-- Start of Exercise input --

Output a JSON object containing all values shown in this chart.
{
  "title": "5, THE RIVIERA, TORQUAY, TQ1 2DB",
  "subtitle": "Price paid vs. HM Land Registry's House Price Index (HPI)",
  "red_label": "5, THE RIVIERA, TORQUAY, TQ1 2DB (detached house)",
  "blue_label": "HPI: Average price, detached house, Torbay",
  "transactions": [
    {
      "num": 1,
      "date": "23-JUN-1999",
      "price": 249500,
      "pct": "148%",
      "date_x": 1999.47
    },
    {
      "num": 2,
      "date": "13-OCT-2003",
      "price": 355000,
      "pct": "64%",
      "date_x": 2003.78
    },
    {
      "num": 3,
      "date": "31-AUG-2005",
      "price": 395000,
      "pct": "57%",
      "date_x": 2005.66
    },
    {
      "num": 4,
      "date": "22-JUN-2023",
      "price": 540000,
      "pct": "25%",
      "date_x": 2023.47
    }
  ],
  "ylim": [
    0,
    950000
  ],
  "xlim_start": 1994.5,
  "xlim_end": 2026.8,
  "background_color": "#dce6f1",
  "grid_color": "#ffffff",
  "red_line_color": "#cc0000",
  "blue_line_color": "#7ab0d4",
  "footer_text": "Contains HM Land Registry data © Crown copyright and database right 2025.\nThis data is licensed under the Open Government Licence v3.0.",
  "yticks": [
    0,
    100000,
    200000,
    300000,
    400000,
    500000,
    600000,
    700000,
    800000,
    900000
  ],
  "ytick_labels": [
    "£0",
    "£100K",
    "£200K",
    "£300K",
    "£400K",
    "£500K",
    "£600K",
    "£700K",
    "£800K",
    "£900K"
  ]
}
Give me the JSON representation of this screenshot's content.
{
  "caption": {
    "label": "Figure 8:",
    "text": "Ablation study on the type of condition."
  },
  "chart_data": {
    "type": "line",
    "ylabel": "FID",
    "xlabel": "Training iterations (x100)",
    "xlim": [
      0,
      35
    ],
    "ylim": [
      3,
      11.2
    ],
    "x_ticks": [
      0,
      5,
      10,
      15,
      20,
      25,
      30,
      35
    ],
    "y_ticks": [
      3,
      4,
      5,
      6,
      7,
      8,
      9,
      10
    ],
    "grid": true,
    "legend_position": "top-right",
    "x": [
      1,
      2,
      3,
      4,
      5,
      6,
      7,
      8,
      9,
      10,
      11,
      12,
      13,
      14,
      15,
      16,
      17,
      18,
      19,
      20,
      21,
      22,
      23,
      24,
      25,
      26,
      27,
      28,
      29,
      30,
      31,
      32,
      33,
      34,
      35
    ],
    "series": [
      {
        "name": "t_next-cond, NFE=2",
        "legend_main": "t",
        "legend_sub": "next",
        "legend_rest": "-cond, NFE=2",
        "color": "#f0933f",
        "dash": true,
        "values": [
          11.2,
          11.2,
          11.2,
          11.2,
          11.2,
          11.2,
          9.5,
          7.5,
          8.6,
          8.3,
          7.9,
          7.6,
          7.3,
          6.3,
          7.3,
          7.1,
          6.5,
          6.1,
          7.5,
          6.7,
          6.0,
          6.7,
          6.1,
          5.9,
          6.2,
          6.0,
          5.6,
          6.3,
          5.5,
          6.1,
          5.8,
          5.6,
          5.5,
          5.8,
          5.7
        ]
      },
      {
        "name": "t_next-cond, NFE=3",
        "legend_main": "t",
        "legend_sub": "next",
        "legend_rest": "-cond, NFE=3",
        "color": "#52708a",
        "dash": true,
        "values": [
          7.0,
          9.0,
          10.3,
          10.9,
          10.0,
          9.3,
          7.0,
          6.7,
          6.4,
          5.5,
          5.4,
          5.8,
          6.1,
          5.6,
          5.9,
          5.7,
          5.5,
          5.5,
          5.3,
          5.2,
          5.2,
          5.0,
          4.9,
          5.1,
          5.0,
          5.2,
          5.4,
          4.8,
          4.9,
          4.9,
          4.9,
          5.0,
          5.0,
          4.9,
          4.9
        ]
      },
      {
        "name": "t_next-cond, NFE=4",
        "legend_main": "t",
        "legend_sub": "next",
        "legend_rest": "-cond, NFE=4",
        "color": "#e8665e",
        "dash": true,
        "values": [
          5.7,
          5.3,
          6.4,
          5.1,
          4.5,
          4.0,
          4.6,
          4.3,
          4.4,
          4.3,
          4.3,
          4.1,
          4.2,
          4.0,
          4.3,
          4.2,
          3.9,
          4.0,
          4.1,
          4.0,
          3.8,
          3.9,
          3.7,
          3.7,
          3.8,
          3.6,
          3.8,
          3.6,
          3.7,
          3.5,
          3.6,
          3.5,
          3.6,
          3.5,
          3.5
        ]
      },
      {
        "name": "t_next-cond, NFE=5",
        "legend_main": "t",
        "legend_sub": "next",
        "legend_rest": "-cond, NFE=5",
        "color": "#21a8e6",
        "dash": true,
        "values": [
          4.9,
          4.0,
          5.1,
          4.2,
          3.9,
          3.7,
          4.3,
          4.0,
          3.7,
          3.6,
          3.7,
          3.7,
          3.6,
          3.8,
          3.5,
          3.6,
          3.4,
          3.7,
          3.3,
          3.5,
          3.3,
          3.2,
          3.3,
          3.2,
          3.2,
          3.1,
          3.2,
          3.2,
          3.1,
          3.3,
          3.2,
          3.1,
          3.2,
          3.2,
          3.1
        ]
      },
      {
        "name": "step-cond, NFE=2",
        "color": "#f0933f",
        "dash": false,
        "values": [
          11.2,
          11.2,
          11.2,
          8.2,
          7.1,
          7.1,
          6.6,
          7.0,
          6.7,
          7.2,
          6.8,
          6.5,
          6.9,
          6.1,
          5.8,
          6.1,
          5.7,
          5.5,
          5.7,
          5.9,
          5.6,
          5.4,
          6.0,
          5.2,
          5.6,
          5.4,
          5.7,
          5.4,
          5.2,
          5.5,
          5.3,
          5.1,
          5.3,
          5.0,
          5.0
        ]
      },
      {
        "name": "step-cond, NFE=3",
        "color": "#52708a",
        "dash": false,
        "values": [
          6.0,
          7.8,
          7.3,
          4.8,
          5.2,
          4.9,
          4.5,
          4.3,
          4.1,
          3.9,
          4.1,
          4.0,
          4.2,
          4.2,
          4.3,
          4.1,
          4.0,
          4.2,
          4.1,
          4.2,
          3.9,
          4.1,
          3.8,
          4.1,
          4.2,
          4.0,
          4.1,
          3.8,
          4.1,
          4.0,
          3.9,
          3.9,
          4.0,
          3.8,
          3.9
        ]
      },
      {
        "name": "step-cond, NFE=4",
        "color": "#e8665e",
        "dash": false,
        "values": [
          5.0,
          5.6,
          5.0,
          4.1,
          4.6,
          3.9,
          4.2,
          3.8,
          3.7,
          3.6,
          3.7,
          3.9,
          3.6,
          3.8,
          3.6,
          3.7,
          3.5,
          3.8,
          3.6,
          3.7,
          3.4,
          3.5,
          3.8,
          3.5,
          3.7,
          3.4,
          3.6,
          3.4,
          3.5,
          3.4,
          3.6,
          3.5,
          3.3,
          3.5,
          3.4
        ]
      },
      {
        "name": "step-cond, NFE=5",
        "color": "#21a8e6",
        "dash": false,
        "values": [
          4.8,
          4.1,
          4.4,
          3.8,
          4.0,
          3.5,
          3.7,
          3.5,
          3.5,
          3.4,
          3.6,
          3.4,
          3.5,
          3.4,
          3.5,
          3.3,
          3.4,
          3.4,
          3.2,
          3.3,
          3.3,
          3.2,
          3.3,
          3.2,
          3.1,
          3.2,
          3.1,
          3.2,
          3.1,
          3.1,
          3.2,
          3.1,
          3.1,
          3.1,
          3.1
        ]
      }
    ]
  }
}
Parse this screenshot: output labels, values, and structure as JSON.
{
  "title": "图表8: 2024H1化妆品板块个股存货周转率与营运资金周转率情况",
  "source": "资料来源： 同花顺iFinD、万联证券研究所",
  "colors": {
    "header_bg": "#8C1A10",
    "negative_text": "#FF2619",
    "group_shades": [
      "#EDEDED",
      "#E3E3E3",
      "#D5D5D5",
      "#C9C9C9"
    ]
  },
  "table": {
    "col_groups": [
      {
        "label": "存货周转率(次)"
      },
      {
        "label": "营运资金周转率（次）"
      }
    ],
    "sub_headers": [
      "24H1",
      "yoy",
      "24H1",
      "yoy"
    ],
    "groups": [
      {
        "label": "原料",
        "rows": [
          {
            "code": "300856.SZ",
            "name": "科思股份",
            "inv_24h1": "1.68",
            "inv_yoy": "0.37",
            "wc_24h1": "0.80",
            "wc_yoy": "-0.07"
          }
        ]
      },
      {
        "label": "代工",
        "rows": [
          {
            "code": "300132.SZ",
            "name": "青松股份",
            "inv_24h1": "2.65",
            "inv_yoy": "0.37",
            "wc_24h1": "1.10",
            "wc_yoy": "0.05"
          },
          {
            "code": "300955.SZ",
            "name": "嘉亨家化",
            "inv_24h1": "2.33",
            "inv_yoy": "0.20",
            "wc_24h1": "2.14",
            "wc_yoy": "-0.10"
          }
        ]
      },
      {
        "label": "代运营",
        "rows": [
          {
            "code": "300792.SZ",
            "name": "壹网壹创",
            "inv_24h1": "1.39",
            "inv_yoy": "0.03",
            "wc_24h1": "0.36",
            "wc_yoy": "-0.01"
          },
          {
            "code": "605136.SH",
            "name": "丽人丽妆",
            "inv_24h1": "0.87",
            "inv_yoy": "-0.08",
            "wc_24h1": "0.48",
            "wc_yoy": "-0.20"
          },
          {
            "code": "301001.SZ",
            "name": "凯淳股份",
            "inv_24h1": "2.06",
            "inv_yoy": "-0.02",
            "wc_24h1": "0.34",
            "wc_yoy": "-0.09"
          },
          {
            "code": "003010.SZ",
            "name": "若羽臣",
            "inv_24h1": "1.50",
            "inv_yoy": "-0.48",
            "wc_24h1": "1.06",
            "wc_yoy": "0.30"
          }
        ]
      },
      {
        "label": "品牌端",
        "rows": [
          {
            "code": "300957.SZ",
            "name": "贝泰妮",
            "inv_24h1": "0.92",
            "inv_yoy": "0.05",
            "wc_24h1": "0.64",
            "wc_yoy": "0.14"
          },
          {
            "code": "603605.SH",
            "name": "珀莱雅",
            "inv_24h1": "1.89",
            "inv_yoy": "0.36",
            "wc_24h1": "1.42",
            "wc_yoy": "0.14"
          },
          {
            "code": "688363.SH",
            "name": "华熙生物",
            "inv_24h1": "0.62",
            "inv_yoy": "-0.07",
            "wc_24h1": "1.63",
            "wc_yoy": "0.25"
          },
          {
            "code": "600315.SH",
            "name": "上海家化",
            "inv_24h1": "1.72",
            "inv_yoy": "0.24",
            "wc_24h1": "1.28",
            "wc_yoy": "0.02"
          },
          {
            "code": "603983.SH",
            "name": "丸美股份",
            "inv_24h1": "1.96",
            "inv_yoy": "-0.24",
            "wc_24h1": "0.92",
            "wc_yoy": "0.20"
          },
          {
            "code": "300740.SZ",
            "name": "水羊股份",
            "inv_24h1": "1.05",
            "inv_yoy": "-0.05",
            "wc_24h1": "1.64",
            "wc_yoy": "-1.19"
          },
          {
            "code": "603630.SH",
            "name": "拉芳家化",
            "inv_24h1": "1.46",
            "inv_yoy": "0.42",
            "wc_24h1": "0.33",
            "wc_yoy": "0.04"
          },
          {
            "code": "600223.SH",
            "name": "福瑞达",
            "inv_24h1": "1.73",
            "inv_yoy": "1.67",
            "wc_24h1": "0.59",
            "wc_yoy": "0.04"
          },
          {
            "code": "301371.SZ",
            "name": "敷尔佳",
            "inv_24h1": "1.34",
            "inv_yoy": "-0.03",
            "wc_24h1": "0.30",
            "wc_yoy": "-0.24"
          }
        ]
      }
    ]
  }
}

-- End of Exercise input --

Extract every line containing the string "type" from the data above.

    "text": "Ablation study on the type of condition."
    "type": "line",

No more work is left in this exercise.